-- Start DATA TO PROCESS --

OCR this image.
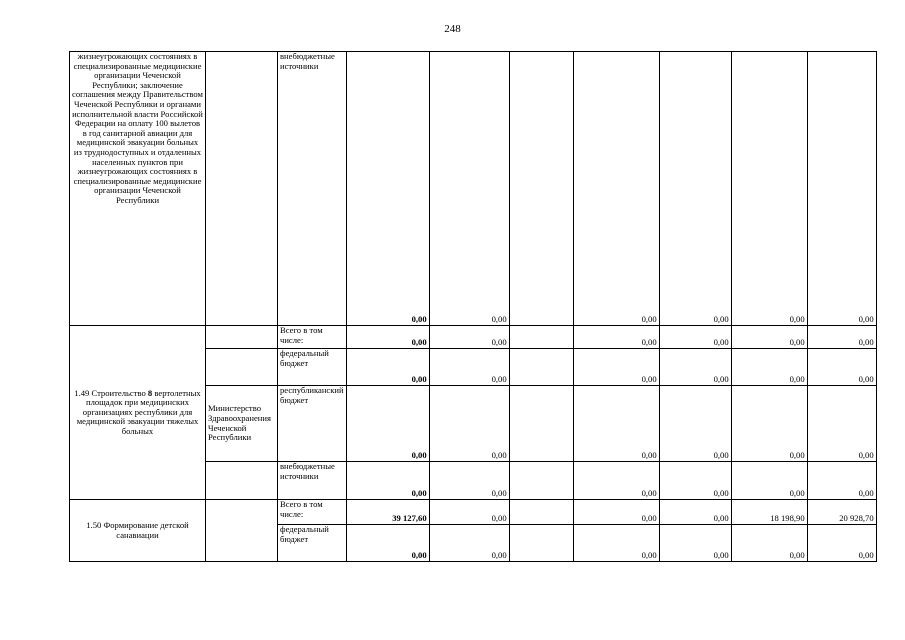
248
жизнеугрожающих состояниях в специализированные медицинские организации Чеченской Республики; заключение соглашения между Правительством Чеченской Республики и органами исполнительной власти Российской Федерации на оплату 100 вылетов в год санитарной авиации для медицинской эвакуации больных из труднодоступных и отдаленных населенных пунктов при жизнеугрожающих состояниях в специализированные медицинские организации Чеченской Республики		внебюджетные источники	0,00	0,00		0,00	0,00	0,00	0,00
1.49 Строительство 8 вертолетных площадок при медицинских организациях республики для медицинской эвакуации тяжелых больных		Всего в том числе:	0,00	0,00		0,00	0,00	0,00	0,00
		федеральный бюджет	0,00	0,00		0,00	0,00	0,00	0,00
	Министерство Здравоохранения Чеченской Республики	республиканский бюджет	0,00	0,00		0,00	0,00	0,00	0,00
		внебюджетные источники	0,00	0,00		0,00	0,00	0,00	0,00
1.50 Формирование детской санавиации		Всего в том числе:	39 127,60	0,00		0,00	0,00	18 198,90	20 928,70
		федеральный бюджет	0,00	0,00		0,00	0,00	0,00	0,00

-- End DATA TO PROCESS --
-- Start DATA TO PROCESS --

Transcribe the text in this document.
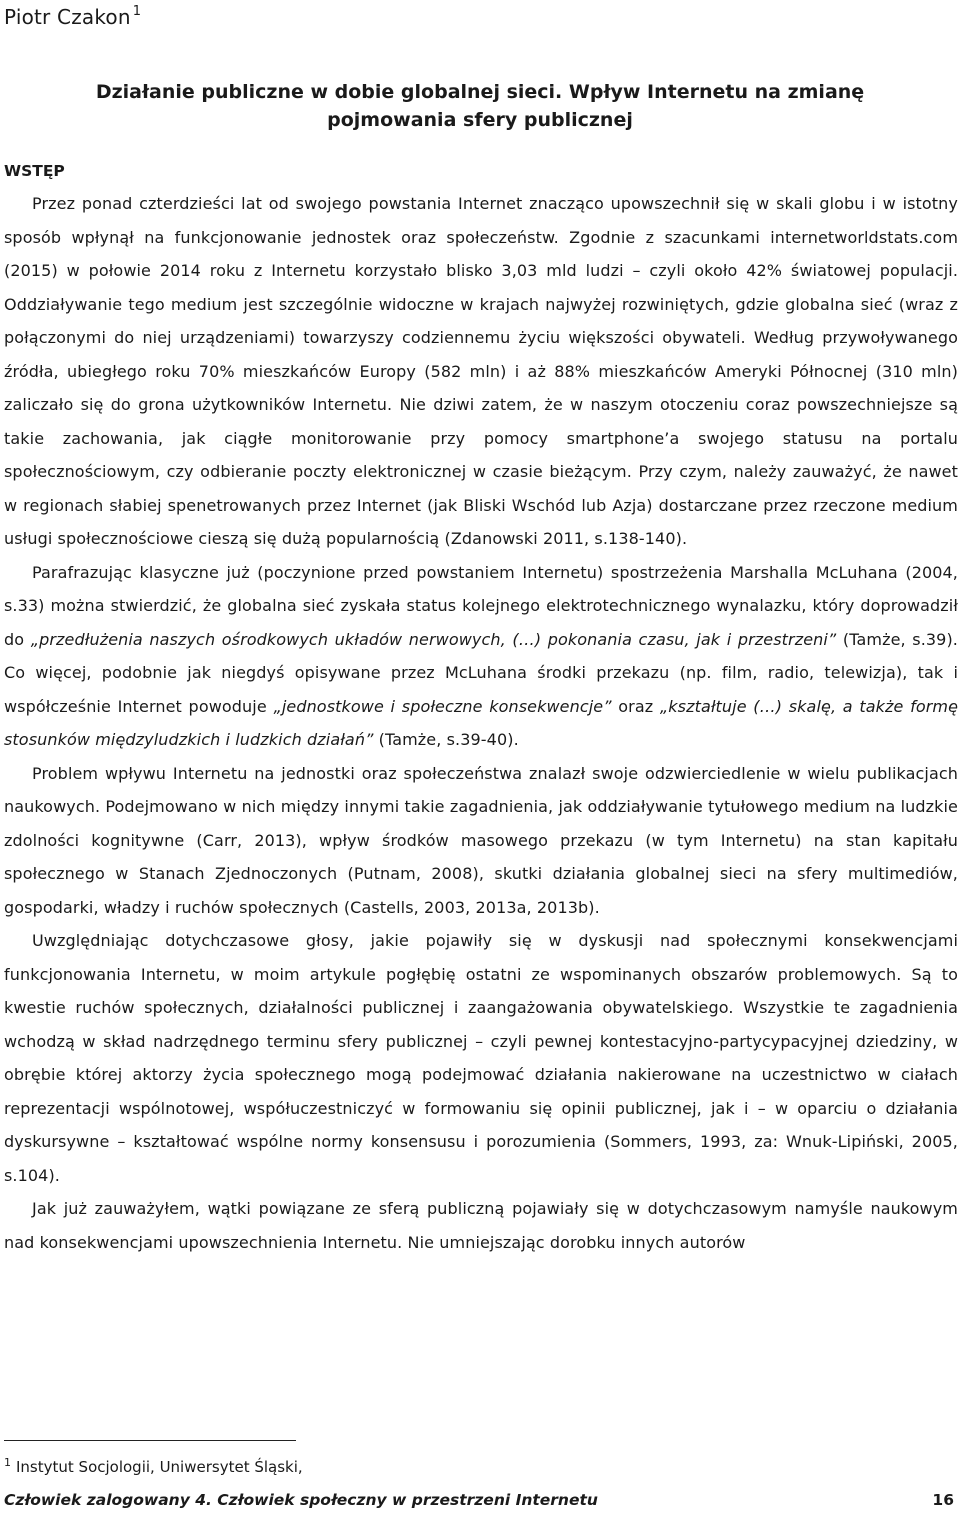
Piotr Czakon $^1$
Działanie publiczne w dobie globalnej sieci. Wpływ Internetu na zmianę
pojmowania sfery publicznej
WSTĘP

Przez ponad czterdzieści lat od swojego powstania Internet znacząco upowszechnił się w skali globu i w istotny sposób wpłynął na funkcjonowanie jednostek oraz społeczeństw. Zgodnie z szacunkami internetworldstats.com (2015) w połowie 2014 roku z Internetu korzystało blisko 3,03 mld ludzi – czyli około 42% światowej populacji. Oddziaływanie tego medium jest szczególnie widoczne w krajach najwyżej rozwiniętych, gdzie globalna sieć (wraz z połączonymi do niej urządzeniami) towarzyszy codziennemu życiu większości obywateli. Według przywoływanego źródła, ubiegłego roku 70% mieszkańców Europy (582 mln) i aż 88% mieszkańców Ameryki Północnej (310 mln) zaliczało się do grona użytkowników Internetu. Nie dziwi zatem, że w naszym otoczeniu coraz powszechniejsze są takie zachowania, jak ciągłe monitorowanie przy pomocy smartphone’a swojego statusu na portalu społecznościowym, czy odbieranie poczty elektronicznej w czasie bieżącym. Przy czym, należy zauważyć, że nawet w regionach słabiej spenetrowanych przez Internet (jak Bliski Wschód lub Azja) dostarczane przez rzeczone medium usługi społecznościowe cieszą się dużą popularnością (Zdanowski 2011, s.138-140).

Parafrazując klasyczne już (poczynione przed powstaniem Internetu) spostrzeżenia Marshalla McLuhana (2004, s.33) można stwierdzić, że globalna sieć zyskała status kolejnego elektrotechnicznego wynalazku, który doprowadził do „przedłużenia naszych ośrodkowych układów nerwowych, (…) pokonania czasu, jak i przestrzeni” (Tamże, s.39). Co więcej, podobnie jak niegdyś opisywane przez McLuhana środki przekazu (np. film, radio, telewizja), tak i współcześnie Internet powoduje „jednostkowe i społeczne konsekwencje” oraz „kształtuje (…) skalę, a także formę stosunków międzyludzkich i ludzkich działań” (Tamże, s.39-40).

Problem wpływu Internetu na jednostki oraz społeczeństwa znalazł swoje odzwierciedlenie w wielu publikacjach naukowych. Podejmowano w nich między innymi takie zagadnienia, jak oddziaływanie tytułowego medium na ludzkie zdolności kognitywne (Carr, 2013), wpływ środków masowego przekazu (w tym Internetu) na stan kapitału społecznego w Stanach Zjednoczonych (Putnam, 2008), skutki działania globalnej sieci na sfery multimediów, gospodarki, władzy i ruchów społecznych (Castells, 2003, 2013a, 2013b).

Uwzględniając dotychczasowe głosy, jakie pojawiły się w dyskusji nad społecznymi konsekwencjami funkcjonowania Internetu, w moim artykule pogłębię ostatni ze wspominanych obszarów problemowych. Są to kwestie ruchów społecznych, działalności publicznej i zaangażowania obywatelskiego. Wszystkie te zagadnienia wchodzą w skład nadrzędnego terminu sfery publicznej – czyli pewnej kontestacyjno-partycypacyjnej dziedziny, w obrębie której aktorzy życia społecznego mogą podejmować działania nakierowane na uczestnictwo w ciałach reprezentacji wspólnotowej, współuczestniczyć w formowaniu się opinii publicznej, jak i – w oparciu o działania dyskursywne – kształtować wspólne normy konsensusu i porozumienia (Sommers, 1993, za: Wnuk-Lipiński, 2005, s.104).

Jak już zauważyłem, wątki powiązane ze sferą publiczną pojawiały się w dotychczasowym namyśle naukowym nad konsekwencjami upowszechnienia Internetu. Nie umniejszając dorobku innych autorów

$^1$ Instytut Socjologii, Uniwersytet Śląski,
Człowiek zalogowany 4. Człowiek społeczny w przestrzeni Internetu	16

-- End DATA TO PROCESS --

SHORT EXERCISE:
Check each line above for the word "this", and copy the lines where it appears.

CORRECT ANSWER:
OCR this image.
Transcribe the text in this document.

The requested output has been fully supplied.